» Recorded information:
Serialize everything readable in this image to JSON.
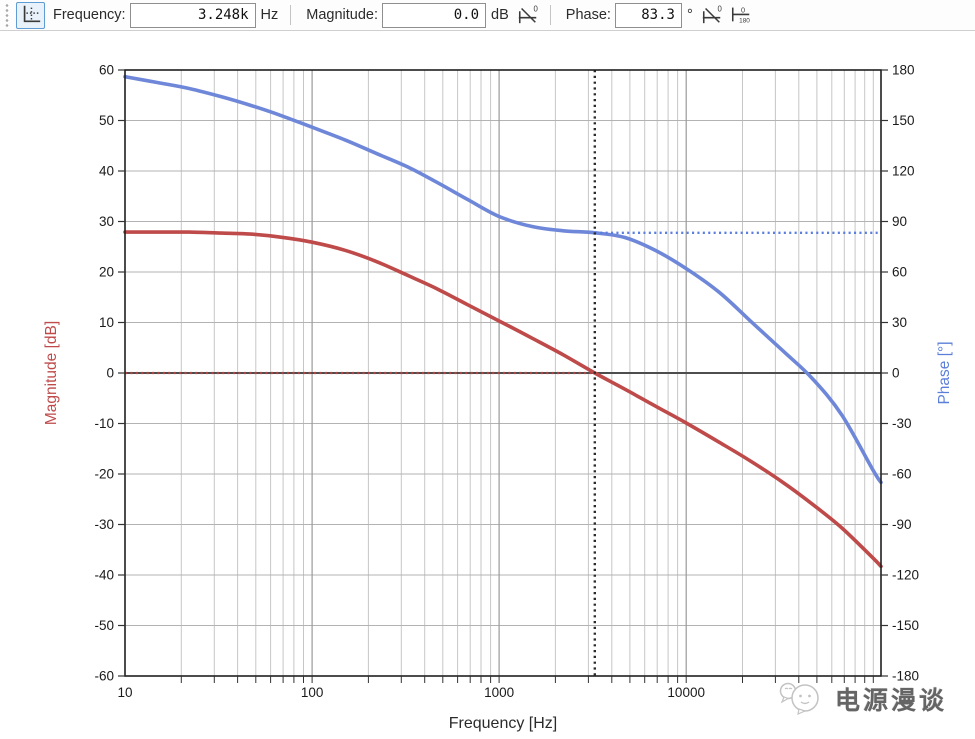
{
  "toolbar": {
    "cursor_button": {
      "icon": "axes-cursor-icon",
      "state": "active"
    },
    "fields": [
      {
        "label": "Frequency:",
        "value": "3.248k",
        "unit": "Hz"
      },
      {
        "label": "Magnitude:",
        "value": "0.0",
        "unit": "dB"
      },
      {
        "label": "Phase:",
        "value": "83.3",
        "unit": "°"
      }
    ],
    "goto_zero_db_icon": "curve-zero-crossing-icon",
    "goto_zero_phase_icon": "curve-zero-crossing-icon",
    "phase_range_icon": "zero-over-180-icon"
  },
  "chart_data": {
    "type": "line",
    "xlabel": "Frequency [Hz]",
    "x_scale": "log",
    "x_range": [
      10,
      110000
    ],
    "x_major_ticks": [
      {
        "value": 10,
        "label": "10"
      },
      {
        "value": 100,
        "label": "100"
      },
      {
        "value": 1000,
        "label": "1000"
      },
      {
        "value": 10000,
        "label": "10000"
      }
    ],
    "grid": true,
    "left_axis": {
      "label": "Magnitude [dB]",
      "color": "#bf4a4a",
      "range": [
        -60,
        60
      ],
      "ticks": [
        60,
        50,
        40,
        30,
        20,
        10,
        0,
        -10,
        -20,
        -30,
        -40,
        -50,
        -60
      ]
    },
    "right_axis": {
      "label": "Phase [°]",
      "color": "#5b7fd8",
      "range": [
        -180,
        180
      ],
      "ticks": [
        180,
        150,
        120,
        90,
        60,
        30,
        0,
        -30,
        -60,
        -90,
        -120,
        -150,
        -180
      ]
    },
    "frequencies": [
      10,
      15,
      22,
      33,
      47,
      68,
      100,
      150,
      220,
      330,
      470,
      680,
      1000,
      1500,
      2200,
      3248,
      4700,
      6800,
      10000,
      15000,
      22000,
      33000,
      47000,
      68000,
      100000,
      110000
    ],
    "series": [
      {
        "name": "Magnitude",
        "axis": "left",
        "color": "#bf4a4a",
        "values": [
          27.9,
          27.9,
          27.9,
          27.7,
          27.5,
          26.9,
          25.9,
          24.3,
          22.1,
          19.2,
          16.6,
          13.5,
          10.3,
          6.9,
          3.6,
          0.0,
          -3.2,
          -6.5,
          -9.9,
          -13.7,
          -17.4,
          -21.7,
          -25.9,
          -30.7,
          -36.7,
          -38.3
        ]
      },
      {
        "name": "Phase",
        "axis": "right",
        "color": "#6f87d8",
        "values": [
          176,
          172.5,
          169,
          164,
          159,
          153,
          146,
          138.5,
          130.5,
          122,
          113,
          103,
          93,
          87,
          84.5,
          83.3,
          80.5,
          73,
          62,
          48,
          31,
          13,
          -3,
          -25,
          -58,
          -65
        ]
      }
    ],
    "cursor": {
      "frequency_hz": 3248,
      "magnitude_db": 0.0,
      "phase_deg": 83.3,
      "color": "#2b2b2b"
    },
    "reference_lines": [
      {
        "axis": "left",
        "value": 0.0,
        "color": "#b04545",
        "style": "dotted",
        "from_x": 10,
        "to_x": 3248
      },
      {
        "axis": "right",
        "value": 83.3,
        "color": "#5b7fe0",
        "style": "dotted",
        "from_x": 3248,
        "to_x": 110000
      }
    ]
  },
  "watermark": {
    "text": "电源漫谈",
    "logo": "chat-face-logo"
  }
}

» Set problem: Copy out all the data without changing anything, and drop the pictures.

» Correct response:
Serialize everything readable in this image to JSON.
{
  "toolbar": {
    "cursor_button": {
      "icon": "axes-cursor-icon",
      "state": "active"
    },
    "fields": [
      {
        "label": "Frequency:",
        "value": "3.248k",
        "unit": "Hz"
      },
      {
        "label": "Magnitude:",
        "value": "0.0",
        "unit": "dB"
      },
      {
        "label": "Phase:",
        "value": "83.3",
        "unit": "°"
      }
    ],
    "goto_zero_db_icon": "curve-zero-crossing-icon",
    "goto_zero_phase_icon": "curve-zero-crossing-icon",
    "phase_range_icon": "zero-over-180-icon"
  },
  "chart_data": {
    "type": "line",
    "xlabel": "Frequency [Hz]",
    "x_scale": "log",
    "x_range": [
      10,
      110000
    ],
    "x_major_ticks": [
      {
        "value": 10,
        "label": "10"
      },
      {
        "value": 100,
        "label": "100"
      },
      {
        "value": 1000,
        "label": "1000"
      },
      {
        "value": 10000,
        "label": "10000"
      }
    ],
    "grid": true,
    "left_axis": {
      "label": "Magnitude [dB]",
      "color": "#bf4a4a",
      "range": [
        -60,
        60
      ],
      "ticks": [
        60,
        50,
        40,
        30,
        20,
        10,
        0,
        -10,
        -20,
        -30,
        -40,
        -50,
        -60
      ]
    },
    "right_axis": {
      "label": "Phase [°]",
      "color": "#5b7fd8",
      "range": [
        -180,
        180
      ],
      "ticks": [
        180,
        150,
        120,
        90,
        60,
        30,
        0,
        -30,
        -60,
        -90,
        -120,
        -150,
        -180
      ]
    },
    "frequencies": [
      10,
      15,
      22,
      33,
      47,
      68,
      100,
      150,
      220,
      330,
      470,
      680,
      1000,
      1500,
      2200,
      3248,
      4700,
      6800,
      10000,
      15000,
      22000,
      33000,
      47000,
      68000,
      100000,
      110000
    ],
    "series": [
      {
        "name": "Magnitude",
        "axis": "left",
        "color": "#bf4a4a",
        "values": [
          27.9,
          27.9,
          27.9,
          27.7,
          27.5,
          26.9,
          25.9,
          24.3,
          22.1,
          19.2,
          16.6,
          13.5,
          10.3,
          6.9,
          3.6,
          0.0,
          -3.2,
          -6.5,
          -9.9,
          -13.7,
          -17.4,
          -21.7,
          -25.9,
          -30.7,
          -36.7,
          -38.3
        ]
      },
      {
        "name": "Phase",
        "axis": "right",
        "color": "#6f87d8",
        "values": [
          176,
          172.5,
          169,
          164,
          159,
          153,
          146,
          138.5,
          130.5,
          122,
          113,
          103,
          93,
          87,
          84.5,
          83.3,
          80.5,
          73,
          62,
          48,
          31,
          13,
          -3,
          -25,
          -58,
          -65
        ]
      }
    ],
    "cursor": {
      "frequency_hz": 3248,
      "magnitude_db": 0.0,
      "phase_deg": 83.3,
      "color": "#2b2b2b"
    },
    "reference_lines": [
      {
        "axis": "left",
        "value": 0.0,
        "color": "#b04545",
        "style": "dotted",
        "from_x": 10,
        "to_x": 3248
      },
      {
        "axis": "right",
        "value": 83.3,
        "color": "#5b7fe0",
        "style": "dotted",
        "from_x": 3248,
        "to_x": 110000
      }
    ]
  },
  "watermark": {
    "text": "电源漫谈",
    "logo": "chat-face-logo"
  }
}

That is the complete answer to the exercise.